### WORK TO COMPLETE
Find every line with the word "Genus" and give their count, nothing else.

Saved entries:
>> Start

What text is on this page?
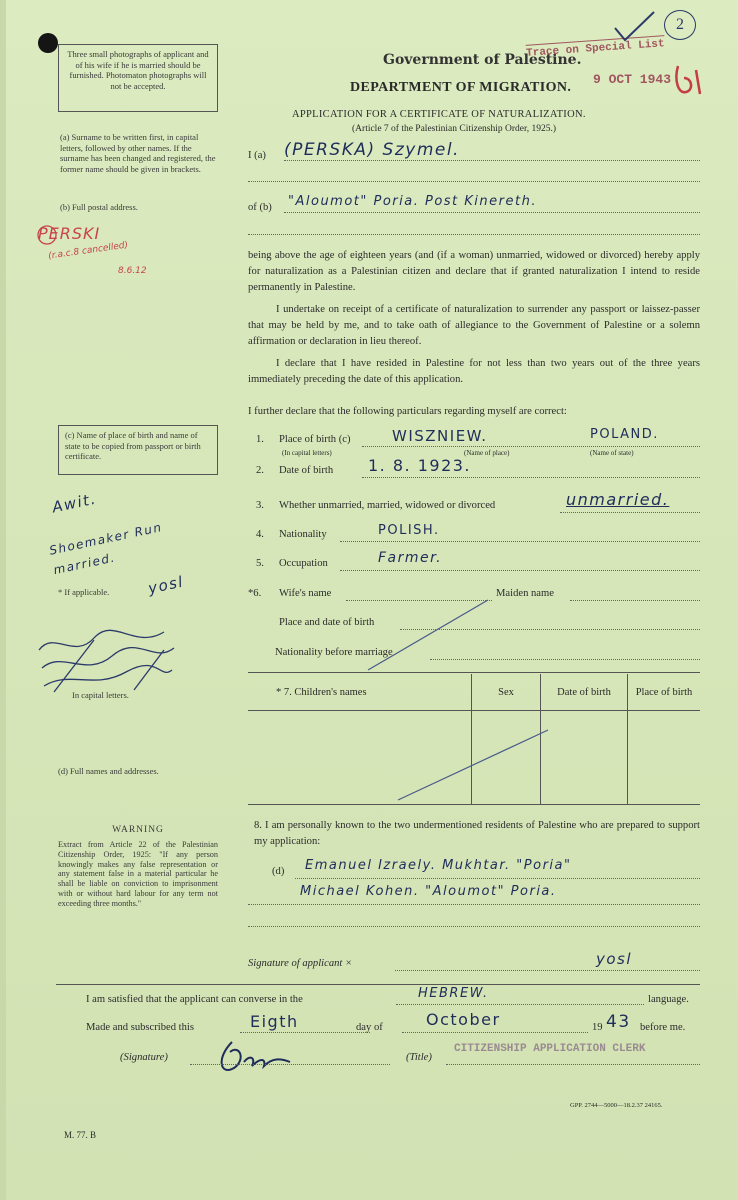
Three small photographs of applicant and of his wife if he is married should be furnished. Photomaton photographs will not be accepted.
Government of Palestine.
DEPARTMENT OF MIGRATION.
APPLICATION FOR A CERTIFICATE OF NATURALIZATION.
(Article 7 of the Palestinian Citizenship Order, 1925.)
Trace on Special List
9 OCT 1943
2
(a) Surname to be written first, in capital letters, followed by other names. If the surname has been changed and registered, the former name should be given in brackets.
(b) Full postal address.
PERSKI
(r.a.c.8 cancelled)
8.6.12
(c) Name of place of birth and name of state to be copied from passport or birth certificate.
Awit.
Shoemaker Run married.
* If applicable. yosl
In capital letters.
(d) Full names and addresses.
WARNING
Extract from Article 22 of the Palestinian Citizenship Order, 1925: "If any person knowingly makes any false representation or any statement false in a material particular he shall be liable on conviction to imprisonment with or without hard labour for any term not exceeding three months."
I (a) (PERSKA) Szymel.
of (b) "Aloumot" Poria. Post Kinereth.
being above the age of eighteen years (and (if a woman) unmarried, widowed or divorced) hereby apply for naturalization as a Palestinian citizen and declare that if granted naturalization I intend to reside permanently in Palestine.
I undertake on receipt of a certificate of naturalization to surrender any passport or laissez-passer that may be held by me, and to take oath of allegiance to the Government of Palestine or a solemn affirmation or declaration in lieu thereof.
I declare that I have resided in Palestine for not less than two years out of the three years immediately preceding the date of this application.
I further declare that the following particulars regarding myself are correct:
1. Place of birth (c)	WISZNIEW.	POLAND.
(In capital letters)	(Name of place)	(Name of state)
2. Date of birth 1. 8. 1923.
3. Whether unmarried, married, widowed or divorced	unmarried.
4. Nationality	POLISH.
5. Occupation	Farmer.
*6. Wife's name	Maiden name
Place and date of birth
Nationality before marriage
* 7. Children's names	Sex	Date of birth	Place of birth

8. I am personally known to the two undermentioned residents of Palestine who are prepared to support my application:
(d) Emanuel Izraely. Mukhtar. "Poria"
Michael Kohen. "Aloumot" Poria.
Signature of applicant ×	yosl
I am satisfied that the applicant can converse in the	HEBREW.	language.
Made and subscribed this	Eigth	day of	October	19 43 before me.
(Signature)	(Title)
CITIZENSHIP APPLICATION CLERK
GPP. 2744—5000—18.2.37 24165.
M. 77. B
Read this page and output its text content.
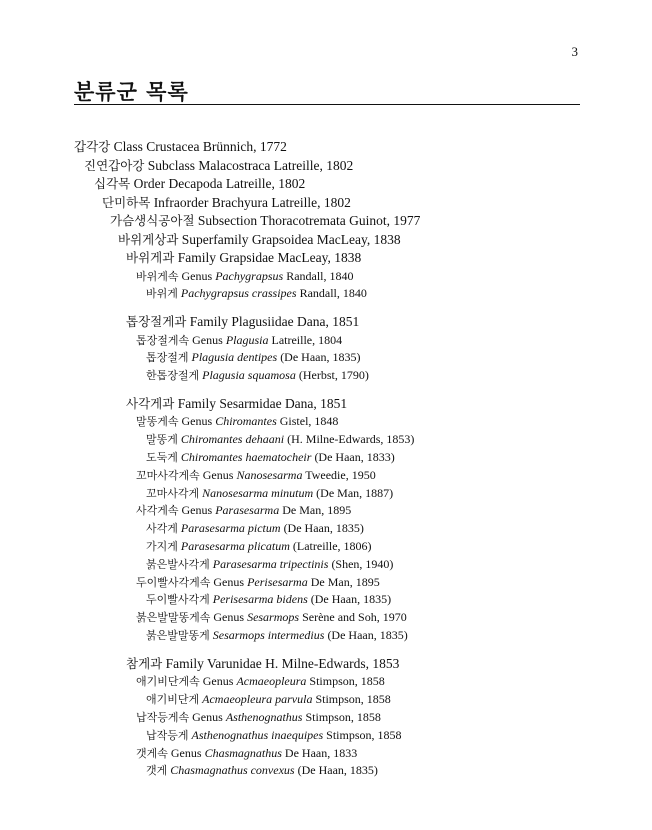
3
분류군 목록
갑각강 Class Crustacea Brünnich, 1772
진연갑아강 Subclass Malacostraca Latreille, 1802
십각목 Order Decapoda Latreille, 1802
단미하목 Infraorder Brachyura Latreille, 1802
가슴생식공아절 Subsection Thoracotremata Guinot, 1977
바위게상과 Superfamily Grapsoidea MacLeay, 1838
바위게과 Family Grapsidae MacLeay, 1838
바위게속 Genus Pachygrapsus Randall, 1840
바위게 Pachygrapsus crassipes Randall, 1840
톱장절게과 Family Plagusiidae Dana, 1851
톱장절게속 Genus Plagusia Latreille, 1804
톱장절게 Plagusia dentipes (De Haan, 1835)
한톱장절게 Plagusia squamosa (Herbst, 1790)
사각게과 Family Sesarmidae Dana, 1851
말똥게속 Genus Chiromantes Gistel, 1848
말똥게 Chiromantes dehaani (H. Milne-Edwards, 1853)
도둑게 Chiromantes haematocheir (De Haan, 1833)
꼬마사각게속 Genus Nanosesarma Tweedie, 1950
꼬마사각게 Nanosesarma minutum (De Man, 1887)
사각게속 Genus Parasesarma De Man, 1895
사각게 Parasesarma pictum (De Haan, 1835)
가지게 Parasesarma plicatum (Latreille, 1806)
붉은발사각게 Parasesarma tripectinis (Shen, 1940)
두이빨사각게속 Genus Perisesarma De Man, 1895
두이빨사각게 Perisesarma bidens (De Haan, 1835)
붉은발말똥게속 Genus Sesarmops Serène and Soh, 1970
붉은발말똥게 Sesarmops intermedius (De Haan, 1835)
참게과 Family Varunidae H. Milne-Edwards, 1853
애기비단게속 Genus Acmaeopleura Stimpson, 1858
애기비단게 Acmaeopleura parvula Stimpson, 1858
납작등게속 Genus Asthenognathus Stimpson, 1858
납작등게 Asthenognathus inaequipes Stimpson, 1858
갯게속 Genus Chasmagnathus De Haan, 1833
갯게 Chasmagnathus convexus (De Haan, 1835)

>> End

### CORRECT RESPONSE
10